Rows from a figure dataset

|---|

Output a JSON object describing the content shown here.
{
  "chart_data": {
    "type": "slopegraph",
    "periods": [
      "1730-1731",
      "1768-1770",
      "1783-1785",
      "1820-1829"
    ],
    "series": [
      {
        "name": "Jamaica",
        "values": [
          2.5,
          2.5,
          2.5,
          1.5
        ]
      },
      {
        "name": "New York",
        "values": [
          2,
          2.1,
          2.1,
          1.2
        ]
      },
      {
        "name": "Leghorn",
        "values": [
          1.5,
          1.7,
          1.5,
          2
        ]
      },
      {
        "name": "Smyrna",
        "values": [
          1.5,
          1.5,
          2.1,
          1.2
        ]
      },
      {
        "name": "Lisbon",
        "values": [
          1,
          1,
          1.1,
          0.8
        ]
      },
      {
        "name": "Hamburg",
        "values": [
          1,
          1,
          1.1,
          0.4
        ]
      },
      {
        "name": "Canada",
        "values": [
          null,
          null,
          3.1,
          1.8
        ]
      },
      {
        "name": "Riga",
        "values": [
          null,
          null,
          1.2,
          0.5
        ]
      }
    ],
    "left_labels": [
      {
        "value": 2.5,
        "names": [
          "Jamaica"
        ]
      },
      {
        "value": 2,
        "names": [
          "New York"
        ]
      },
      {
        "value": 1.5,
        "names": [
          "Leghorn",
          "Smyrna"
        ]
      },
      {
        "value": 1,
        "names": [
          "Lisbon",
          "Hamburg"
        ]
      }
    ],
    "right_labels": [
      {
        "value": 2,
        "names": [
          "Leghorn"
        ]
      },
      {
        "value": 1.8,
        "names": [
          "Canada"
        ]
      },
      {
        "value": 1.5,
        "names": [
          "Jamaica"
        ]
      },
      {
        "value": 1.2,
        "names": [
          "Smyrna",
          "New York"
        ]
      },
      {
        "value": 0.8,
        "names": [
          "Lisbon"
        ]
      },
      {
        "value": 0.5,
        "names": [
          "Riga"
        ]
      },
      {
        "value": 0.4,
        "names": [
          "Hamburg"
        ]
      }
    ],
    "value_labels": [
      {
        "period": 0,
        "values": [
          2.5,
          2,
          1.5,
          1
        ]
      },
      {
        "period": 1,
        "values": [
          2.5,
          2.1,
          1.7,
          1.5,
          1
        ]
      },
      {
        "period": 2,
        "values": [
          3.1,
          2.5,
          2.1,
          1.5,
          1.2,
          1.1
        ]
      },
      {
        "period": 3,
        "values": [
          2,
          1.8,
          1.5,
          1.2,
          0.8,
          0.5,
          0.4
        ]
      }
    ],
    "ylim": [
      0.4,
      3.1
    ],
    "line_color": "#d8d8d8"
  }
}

|---|

Repeat every line of the material exactly as given.

→ **Written answer**:
Output a JSON object describing the content shown here.
{
  "chart_data": {
    "type": "slopegraph",
    "periods": [
      "1730-1731",
      "1768-1770",
      "1783-1785",
      "1820-1829"
    ],
    "series": [
      {
        "name": "Jamaica",
        "values": [
          2.5,
          2.5,
          2.5,
          1.5
        ]
      },
      {
        "name": "New York",
        "values": [
          2,
          2.1,
          2.1,
          1.2
        ]
      },
      {
        "name": "Leghorn",
        "values": [
          1.5,
          1.7,
          1.5,
          2
        ]
      },
      {
        "name": "Smyrna",
        "values": [
          1.5,
          1.5,
          2.1,
          1.2
        ]
      },
      {
        "name": "Lisbon",
        "values": [
          1,
          1,
          1.1,
          0.8
        ]
      },
      {
        "name": "Hamburg",
        "values": [
          1,
          1,
          1.1,
          0.4
        ]
      },
      {
        "name": "Canada",
        "values": [
          null,
          null,
          3.1,
          1.8
        ]
      },
      {
        "name": "Riga",
        "values": [
          null,
          null,
          1.2,
          0.5
        ]
      }
    ],
    "left_labels": [
      {
        "value": 2.5,
        "names": [
          "Jamaica"
        ]
      },
      {
        "value": 2,
        "names": [
          "New York"
        ]
      },
      {
        "value": 1.5,
        "names": [
          "Leghorn",
          "Smyrna"
        ]
      },
      {
        "value": 1,
        "names": [
          "Lisbon",
          "Hamburg"
        ]
      }
    ],
    "right_labels": [
      {
        "value": 2,
        "names": [
          "Leghorn"
        ]
      },
      {
        "value": 1.8,
        "names": [
          "Canada"
        ]
      },
      {
        "value": 1.5,
        "names": [
          "Jamaica"
        ]
      },
      {
        "value": 1.2,
        "names": [
          "Smyrna",
          "New York"
        ]
      },
      {
        "value": 0.8,
        "names": [
          "Lisbon"
        ]
      },
      {
        "value": 0.5,
        "names": [
          "Riga"
        ]
      },
      {
        "value": 0.4,
        "names": [
          "Hamburg"
        ]
      }
    ],
    "value_labels": [
      {
        "period": 0,
        "values": [
          2.5,
          2,
          1.5,
          1
        ]
      },
      {
        "period": 1,
        "values": [
          2.5,
          2.1,
          1.7,
          1.5,
          1
        ]
      },
      {
        "period": 2,
        "values": [
          3.1,
          2.5,
          2.1,
          1.5,
          1.2,
          1.1
        ]
      },
      {
        "period": 3,
        "values": [
          2,
          1.8,
          1.5,
          1.2,
          0.8,
          0.5,
          0.4
        ]
      }
    ],
    "ylim": [
      0.4,
      3.1
    ],
    "line_color": "#d8d8d8"
  }
}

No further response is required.